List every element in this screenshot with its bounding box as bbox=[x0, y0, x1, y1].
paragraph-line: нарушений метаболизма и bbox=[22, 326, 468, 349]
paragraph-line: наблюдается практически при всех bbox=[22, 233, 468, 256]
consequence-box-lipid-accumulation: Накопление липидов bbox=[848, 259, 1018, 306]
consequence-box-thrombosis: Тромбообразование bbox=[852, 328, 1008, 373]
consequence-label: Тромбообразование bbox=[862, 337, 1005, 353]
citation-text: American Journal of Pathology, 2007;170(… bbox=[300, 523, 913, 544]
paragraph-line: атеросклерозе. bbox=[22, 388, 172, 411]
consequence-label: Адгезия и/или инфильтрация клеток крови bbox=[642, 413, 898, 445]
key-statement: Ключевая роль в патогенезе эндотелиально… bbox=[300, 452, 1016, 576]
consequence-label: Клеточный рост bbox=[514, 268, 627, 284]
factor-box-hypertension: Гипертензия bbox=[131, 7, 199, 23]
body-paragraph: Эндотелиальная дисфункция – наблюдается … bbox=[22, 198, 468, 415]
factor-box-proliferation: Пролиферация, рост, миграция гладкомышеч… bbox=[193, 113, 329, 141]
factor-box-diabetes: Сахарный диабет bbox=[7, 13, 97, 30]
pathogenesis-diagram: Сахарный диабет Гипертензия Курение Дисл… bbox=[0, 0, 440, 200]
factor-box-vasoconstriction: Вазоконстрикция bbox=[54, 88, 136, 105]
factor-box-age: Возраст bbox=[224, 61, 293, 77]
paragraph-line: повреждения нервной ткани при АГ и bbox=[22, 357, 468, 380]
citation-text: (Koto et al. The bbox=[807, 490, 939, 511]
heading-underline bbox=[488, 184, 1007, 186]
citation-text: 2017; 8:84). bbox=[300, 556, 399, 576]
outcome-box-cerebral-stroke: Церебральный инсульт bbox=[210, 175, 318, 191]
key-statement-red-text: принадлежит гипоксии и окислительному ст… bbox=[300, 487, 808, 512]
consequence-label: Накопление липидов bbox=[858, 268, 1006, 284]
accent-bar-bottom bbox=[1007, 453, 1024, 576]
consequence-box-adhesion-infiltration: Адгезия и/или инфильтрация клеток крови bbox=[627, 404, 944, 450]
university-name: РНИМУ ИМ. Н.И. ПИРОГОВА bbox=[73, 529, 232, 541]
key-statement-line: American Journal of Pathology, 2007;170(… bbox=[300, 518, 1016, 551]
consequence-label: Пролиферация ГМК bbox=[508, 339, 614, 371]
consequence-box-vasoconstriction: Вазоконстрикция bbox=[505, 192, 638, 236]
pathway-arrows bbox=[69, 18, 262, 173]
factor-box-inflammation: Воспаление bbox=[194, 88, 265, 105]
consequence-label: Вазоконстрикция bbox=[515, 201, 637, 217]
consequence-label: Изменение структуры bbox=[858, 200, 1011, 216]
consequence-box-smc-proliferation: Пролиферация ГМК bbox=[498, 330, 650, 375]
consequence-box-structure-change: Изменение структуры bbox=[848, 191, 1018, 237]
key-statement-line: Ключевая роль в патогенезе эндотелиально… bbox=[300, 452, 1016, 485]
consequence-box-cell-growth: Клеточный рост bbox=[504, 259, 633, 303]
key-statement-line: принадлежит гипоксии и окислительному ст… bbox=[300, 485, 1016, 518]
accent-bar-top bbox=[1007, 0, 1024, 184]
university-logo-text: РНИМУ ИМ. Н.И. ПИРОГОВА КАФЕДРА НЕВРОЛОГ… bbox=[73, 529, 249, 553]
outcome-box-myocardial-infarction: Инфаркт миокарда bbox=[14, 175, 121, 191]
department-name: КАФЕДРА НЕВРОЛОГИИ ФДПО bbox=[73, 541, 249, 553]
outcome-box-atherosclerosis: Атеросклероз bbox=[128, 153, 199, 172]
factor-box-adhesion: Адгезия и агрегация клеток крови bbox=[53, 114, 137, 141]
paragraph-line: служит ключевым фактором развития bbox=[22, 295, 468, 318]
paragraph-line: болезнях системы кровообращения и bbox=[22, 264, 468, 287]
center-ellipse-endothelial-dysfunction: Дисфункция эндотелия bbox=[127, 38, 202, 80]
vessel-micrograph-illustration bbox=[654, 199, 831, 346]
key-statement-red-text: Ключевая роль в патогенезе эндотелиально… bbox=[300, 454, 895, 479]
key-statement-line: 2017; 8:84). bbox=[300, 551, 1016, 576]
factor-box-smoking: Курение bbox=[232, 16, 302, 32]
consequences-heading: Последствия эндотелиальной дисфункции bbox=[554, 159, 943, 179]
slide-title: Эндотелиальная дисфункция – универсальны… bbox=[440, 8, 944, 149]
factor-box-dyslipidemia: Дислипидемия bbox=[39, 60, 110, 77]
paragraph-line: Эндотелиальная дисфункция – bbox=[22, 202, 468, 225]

* WORK REQUEST
An exact reproduction of the listing is needed.

* WORKED SOLUTION
List every element in this screenshot with its bounding box as bbox=[x0, y0, x1, y1].
paragraph-line: нарушений метаболизма и bbox=[22, 326, 468, 349]
paragraph-line: наблюдается практически при всех bbox=[22, 233, 468, 256]
consequence-box-lipid-accumulation: Накопление липидов bbox=[848, 259, 1018, 306]
consequence-box-thrombosis: Тромбообразование bbox=[852, 328, 1008, 373]
consequence-label: Тромбообразование bbox=[862, 337, 1005, 353]
citation-text: American Journal of Pathology, 2007;170(… bbox=[300, 523, 913, 544]
paragraph-line: атеросклерозе. bbox=[22, 388, 172, 411]
consequence-label: Адгезия и/или инфильтрация клеток крови bbox=[642, 413, 898, 445]
key-statement: Ключевая роль в патогенезе эндотелиально… bbox=[300, 452, 1016, 576]
consequence-label: Клеточный рост bbox=[514, 268, 627, 284]
factor-box-hypertension: Гипертензия bbox=[131, 7, 199, 23]
body-paragraph: Эндотелиальная дисфункция – наблюдается … bbox=[22, 198, 468, 415]
factor-box-proliferation: Пролиферация, рост, миграция гладкомышеч… bbox=[193, 113, 329, 141]
factor-box-diabetes: Сахарный диабет bbox=[7, 13, 97, 30]
pathogenesis-diagram: Сахарный диабет Гипертензия Курение Дисл… bbox=[0, 0, 440, 200]
factor-box-vasoconstriction: Вазоконстрикция bbox=[54, 88, 136, 105]
factor-box-age: Возраст bbox=[224, 61, 293, 77]
paragraph-line: повреждения нервной ткани при АГ и bbox=[22, 357, 468, 380]
citation-text: (Koto et al. The bbox=[807, 490, 939, 511]
heading-underline bbox=[488, 184, 1007, 186]
citation-text: 2017; 8:84). bbox=[300, 556, 399, 576]
outcome-box-cerebral-stroke: Церебральный инсульт bbox=[210, 175, 318, 191]
key-statement-red-text: принадлежит гипоксии и окислительному ст… bbox=[300, 487, 808, 512]
consequence-label: Накопление липидов bbox=[858, 268, 1006, 284]
accent-bar-bottom bbox=[1007, 453, 1024, 576]
consequence-box-adhesion-infiltration: Адгезия и/или инфильтрация клеток крови bbox=[627, 404, 944, 450]
university-name: РНИМУ ИМ. Н.И. ПИРОГОВА bbox=[73, 529, 232, 541]
key-statement-line: American Journal of Pathology, 2007;170(… bbox=[300, 518, 1016, 551]
consequence-label: Пролиферация ГМК bbox=[508, 339, 614, 371]
consequence-box-vasoconstriction: Вазоконстрикция bbox=[505, 192, 638, 236]
pathway-arrows bbox=[69, 18, 262, 173]
factor-box-inflammation: Воспаление bbox=[194, 88, 265, 105]
consequence-label: Вазоконстрикция bbox=[515, 201, 637, 217]
consequence-label: Изменение структуры bbox=[858, 200, 1011, 216]
consequence-box-smc-proliferation: Пролиферация ГМК bbox=[498, 330, 650, 375]
consequence-box-structure-change: Изменение структуры bbox=[848, 191, 1018, 237]
key-statement-line: Ключевая роль в патогенезе эндотелиально… bbox=[300, 452, 1016, 485]
consequence-box-cell-growth: Клеточный рост bbox=[504, 259, 633, 303]
key-statement-line: принадлежит гипоксии и окислительному ст… bbox=[300, 485, 1016, 518]
accent-bar-top bbox=[1007, 0, 1024, 184]
university-logo-text: РНИМУ ИМ. Н.И. ПИРОГОВА КАФЕДРА НЕВРОЛОГ… bbox=[73, 529, 249, 553]
outcome-box-myocardial-infarction: Инфаркт миокарда bbox=[14, 175, 121, 191]
department-name: КАФЕДРА НЕВРОЛОГИИ ФДПО bbox=[73, 541, 249, 553]
outcome-box-atherosclerosis: Атеросклероз bbox=[128, 153, 199, 172]
factor-box-adhesion: Адгезия и агрегация клеток крови bbox=[53, 114, 137, 141]
paragraph-line: служит ключевым фактором развития bbox=[22, 295, 468, 318]
paragraph-line: болезнях системы кровообращения и bbox=[22, 264, 468, 287]
center-ellipse-endothelial-dysfunction: Дисфункция эндотелия bbox=[127, 38, 202, 80]
vessel-micrograph-illustration bbox=[654, 199, 831, 346]
key-statement-red-text: Ключевая роль в патогенезе эндотелиально… bbox=[300, 454, 895, 479]
key-statement-line: 2017; 8:84). bbox=[300, 551, 1016, 576]
factor-box-smoking: Курение bbox=[232, 16, 302, 32]
consequences-heading: Последствия эндотелиальной дисфункции bbox=[554, 159, 943, 179]
slide-title: Эндотелиальная дисфункция – универсальны… bbox=[440, 8, 944, 149]
factor-box-dyslipidemia: Дислипидемия bbox=[39, 60, 110, 77]
paragraph-line: Эндотелиальная дисфункция – bbox=[22, 202, 468, 225]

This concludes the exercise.